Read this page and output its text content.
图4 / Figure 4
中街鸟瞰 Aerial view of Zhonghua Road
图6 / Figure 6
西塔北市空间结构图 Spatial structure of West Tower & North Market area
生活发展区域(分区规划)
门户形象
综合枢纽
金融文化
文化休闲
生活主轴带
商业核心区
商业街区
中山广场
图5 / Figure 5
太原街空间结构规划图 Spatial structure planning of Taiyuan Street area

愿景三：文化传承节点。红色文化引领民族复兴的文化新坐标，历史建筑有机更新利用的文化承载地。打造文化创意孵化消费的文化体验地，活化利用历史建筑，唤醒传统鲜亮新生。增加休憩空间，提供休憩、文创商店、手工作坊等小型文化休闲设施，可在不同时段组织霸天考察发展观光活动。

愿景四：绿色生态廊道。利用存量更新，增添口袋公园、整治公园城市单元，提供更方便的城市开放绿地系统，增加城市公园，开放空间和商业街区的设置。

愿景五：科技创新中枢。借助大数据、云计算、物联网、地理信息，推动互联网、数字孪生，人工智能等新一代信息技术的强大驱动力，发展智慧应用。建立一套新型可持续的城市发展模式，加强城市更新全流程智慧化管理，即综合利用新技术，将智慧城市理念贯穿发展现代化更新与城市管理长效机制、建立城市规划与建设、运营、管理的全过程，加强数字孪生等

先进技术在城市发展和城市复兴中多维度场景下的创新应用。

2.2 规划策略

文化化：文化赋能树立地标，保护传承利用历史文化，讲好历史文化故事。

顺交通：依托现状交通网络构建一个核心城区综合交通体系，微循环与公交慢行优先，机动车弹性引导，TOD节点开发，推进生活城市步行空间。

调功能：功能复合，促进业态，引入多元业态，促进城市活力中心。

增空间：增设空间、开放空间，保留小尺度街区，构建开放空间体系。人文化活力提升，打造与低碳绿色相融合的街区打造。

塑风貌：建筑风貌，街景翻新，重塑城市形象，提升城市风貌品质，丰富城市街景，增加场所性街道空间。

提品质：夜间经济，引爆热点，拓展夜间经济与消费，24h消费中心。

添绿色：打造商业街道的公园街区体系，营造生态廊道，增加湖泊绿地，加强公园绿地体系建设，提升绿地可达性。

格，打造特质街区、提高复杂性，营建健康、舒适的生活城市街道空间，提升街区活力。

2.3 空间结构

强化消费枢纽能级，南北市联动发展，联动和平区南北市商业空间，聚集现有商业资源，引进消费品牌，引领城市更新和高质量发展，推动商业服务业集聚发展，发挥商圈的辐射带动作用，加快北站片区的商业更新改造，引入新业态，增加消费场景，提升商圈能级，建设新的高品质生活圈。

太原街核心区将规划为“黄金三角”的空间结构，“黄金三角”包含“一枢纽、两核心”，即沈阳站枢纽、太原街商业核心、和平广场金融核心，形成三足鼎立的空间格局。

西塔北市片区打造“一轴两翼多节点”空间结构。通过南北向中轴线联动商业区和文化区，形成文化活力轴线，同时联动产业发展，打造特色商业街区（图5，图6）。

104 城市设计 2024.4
▬▬▬
*WORK REQUIRED*: Copy out the full set of records precisely, leaving nothing out.

*EXERCISE RESULT*:
Read this page and output its text content.
图4 / Figure 4
中街鸟瞰 Aerial view of Zhonghua Road
图6 / Figure 6
西塔北市空间结构图 Spatial structure of West Tower & North Market area
生活发展区域(分区规划)
门户形象
综合枢纽
金融文化
文化休闲
生活主轴带
商业核心区
商业街区
中山广场
图5 / Figure 5
太原街空间结构规划图 Spatial structure planning of Taiyuan Street area

愿景三：文化传承节点。红色文化引领民族复兴的文化新坐标，历史建筑有机更新利用的文化承载地。打造文化创意孵化消费的文化体验地，活化利用历史建筑，唤醒传统鲜亮新生。增加休憩空间，提供休憩、文创商店、手工作坊等小型文化休闲设施，可在不同时段组织霸天考察发展观光活动。

愿景四：绿色生态廊道。利用存量更新，增添口袋公园、整治公园城市单元，提供更方便的城市开放绿地系统，增加城市公园，开放空间和商业街区的设置。

愿景五：科技创新中枢。借助大数据、云计算、物联网、地理信息，推动互联网、数字孪生，人工智能等新一代信息技术的强大驱动力，发展智慧应用。建立一套新型可持续的城市发展模式，加强城市更新全流程智慧化管理，即综合利用新技术，将智慧城市理念贯穿发展现代化更新与城市管理长效机制、建立城市规划与建设、运营、管理的全过程，加强数字孪生等

先进技术在城市发展和城市复兴中多维度场景下的创新应用。

2.2 规划策略

文化化：文化赋能树立地标，保护传承利用历史文化，讲好历史文化故事。

顺交通：依托现状交通网络构建一个核心城区综合交通体系，微循环与公交慢行优先，机动车弹性引导，TOD节点开发，推进生活城市步行空间。

调功能：功能复合，促进业态，引入多元业态，促进城市活力中心。

增空间：增设空间、开放空间，保留小尺度街区，构建开放空间体系。人文化活力提升，打造与低碳绿色相融合的街区打造。

塑风貌：建筑风貌，街景翻新，重塑城市形象，提升城市风貌品质，丰富城市街景，增加场所性街道空间。

提品质：夜间经济，引爆热点，拓展夜间经济与消费，24h消费中心。

添绿色：打造商业街道的公园街区体系，营造生态廊道，增加湖泊绿地，加强公园绿地体系建设，提升绿地可达性。

格，打造特质街区、提高复杂性，营建健康、舒适的生活城市街道空间，提升街区活力。

2.3 空间结构

强化消费枢纽能级，南北市联动发展，联动和平区南北市商业空间，聚集现有商业资源，引进消费品牌，引领城市更新和高质量发展，推动商业服务业集聚发展，发挥商圈的辐射带动作用，加快北站片区的商业更新改造，引入新业态，增加消费场景，提升商圈能级，建设新的高品质生活圈。

太原街核心区将规划为“黄金三角”的空间结构，“黄金三角”包含“一枢纽、两核心”，即沈阳站枢纽、太原街商业核心、和平广场金融核心，形成三足鼎立的空间格局。

西塔北市片区打造“一轴两翼多节点”空间结构。通过南北向中轴线联动商业区和文化区，形成文化活力轴线，同时联动产业发展，打造特色商业街区（图5，图6）。

104 城市设计 2024.4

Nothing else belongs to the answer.